---------- Data rows

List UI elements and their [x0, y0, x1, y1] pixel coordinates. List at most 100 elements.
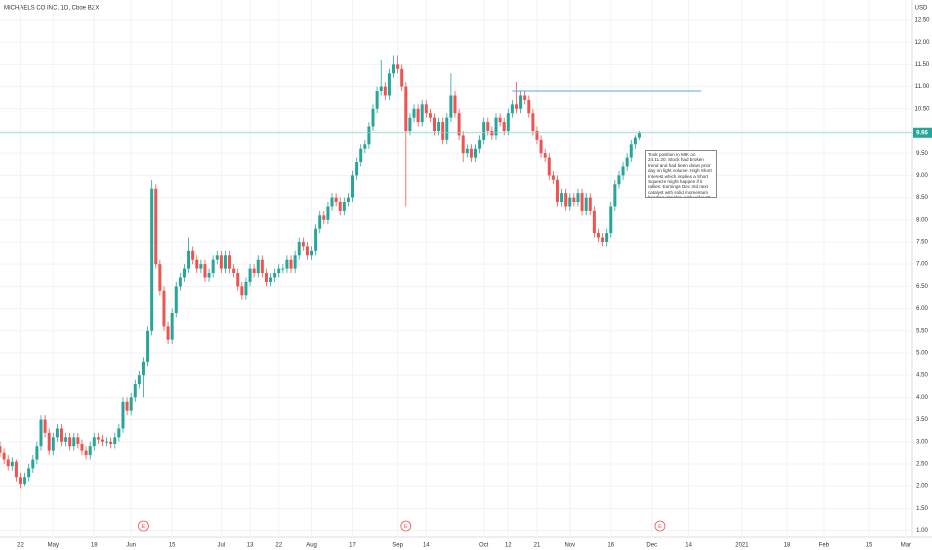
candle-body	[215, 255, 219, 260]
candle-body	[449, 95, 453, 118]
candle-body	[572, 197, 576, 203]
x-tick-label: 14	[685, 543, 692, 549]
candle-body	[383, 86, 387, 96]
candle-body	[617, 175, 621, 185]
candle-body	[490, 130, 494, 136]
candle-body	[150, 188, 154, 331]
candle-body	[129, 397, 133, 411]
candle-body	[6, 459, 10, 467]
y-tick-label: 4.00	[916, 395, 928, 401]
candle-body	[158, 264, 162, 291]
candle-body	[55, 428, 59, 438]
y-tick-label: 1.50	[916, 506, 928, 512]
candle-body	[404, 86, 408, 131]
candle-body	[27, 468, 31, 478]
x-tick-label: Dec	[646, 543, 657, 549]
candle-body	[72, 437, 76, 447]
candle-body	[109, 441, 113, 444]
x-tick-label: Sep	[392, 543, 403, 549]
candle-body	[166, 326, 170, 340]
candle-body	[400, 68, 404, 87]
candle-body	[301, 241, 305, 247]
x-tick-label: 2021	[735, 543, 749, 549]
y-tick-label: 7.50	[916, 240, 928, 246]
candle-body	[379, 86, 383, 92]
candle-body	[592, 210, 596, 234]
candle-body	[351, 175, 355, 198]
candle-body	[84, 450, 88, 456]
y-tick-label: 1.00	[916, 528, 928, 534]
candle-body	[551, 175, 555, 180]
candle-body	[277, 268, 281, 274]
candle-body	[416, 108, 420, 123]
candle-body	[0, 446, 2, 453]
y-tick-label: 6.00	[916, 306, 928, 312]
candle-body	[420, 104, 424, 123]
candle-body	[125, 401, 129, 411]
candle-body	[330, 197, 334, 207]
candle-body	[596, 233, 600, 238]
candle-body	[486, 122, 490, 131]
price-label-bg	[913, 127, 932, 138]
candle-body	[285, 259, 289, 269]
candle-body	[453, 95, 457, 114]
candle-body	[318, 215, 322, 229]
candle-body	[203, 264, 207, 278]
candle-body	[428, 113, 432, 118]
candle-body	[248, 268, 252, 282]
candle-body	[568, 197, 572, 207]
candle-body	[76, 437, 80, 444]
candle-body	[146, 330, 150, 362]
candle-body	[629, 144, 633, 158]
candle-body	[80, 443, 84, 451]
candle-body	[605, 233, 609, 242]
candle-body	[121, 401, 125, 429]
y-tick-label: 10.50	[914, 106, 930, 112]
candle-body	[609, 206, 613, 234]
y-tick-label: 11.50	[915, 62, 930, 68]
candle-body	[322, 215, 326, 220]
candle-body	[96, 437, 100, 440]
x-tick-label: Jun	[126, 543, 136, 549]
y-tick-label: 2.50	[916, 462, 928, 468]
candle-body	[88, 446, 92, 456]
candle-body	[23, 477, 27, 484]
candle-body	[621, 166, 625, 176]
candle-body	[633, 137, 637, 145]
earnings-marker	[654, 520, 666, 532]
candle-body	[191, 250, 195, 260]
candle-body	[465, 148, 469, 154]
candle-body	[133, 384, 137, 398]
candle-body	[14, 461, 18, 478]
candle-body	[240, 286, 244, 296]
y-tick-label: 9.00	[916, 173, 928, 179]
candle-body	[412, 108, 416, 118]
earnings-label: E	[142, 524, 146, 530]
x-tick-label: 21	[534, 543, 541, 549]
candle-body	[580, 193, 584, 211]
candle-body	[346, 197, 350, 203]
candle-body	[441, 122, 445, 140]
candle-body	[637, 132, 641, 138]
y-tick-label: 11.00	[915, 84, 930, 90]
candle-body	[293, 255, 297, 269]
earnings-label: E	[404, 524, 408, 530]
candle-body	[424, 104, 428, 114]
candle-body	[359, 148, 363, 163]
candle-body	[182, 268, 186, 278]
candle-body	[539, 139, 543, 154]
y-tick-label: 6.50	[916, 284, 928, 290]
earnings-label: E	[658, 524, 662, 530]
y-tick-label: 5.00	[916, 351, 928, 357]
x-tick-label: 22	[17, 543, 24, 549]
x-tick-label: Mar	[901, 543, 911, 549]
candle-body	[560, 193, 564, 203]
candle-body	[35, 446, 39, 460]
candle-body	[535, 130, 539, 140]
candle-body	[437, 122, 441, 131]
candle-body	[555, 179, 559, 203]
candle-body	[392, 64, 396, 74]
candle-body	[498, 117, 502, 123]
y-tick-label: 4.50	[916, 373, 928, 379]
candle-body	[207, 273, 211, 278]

--------------------
---------- Data rows

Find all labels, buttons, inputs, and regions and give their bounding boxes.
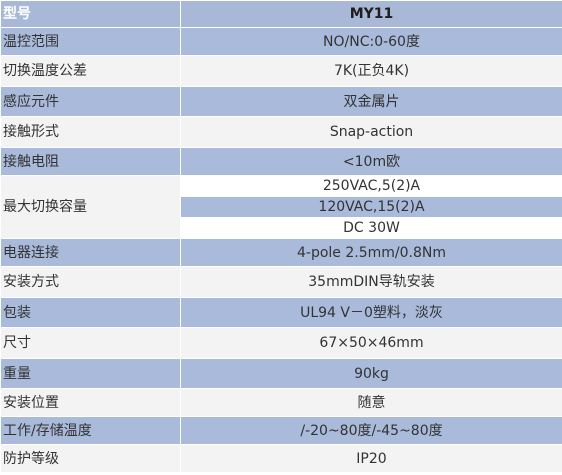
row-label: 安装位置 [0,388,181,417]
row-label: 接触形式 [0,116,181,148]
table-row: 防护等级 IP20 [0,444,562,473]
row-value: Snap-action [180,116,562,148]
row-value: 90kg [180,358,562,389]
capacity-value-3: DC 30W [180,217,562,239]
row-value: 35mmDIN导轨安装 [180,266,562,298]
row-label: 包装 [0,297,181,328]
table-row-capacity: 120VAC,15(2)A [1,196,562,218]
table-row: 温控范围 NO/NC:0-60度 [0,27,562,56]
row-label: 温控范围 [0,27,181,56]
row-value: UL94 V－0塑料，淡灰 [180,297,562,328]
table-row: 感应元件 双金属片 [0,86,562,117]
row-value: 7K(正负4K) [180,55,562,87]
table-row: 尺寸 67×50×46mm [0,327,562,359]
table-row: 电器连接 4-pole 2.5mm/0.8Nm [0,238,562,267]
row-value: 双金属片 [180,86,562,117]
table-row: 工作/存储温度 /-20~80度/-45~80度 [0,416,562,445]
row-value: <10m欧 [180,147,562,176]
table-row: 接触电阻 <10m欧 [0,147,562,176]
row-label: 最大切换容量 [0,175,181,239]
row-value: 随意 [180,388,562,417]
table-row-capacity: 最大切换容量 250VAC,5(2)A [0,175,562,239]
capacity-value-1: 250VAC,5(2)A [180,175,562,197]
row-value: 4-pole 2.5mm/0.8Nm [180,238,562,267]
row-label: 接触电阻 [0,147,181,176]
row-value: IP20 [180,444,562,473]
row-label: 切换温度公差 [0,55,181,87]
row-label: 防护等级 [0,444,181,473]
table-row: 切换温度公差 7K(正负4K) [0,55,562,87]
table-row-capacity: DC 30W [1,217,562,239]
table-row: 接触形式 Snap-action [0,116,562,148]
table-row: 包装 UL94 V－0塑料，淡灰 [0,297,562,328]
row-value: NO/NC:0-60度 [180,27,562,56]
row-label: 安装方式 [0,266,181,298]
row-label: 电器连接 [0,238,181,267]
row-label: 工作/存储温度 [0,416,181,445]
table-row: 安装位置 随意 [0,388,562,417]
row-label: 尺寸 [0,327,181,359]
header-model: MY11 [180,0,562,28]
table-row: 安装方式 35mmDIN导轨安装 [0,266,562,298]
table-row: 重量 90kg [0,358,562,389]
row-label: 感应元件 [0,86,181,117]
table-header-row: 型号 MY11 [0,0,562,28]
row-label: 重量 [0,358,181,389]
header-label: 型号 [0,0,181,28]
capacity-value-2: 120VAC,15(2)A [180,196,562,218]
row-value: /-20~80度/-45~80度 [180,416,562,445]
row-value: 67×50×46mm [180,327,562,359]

--------------------

### What the task asks:
Set out as a numbered list the entries above, from the line with "255, 219, 260]" up to and including the line with "268, 281, 274]", leaving out blank lines and listing nothing beyond that span.

### Answer for the task:
1. candle-body	[215, 255, 219, 260]
2. candle-body	[449, 95, 453, 118]
3. candle-body	[572, 197, 576, 203]
4. x-tick-label: 14	[685, 543, 692, 549]
5. candle-body	[383, 86, 387, 96]
6. candle-body	[617, 175, 621, 185]
7. candle-body	[490, 130, 494, 136]
8. candle-body	[150, 188, 154, 331]
9. candle-body	[129, 397, 133, 411]
10. candle-body	[6, 459, 10, 467]
11. y-tick-label: 4.00	[916, 395, 928, 401]
12. candle-body	[158, 264, 162, 291]
13. candle-body	[55, 428, 59, 438]
14. y-tick-label: 1.50	[916, 506, 928, 512]
15. candle-body	[404, 86, 408, 131]
16. candle-body	[27, 468, 31, 478]
17. x-tick-label: Dec	[646, 543, 657, 549]
18. candle-body	[72, 437, 76, 447]
19. candle-body	[109, 441, 113, 444]
20. x-tick-label: Sep	[392, 543, 403, 549]
21. candle-body	[166, 326, 170, 340]
22. candle-body	[400, 68, 404, 87]
23. candle-body	[301, 241, 305, 247]
24. x-tick-label: 2021	[735, 543, 749, 549]
25. y-tick-label: 7.50	[916, 240, 928, 246]
26. candle-body	[379, 86, 383, 92]
27. candle-body	[592, 210, 596, 234]
28. candle-body	[351, 175, 355, 198]
29. candle-body	[84, 450, 88, 456]
30. y-tick-label: 1.00	[916, 528, 928, 534]
31. candle-body	[551, 175, 555, 180]
32. candle-body	[277, 268, 281, 274]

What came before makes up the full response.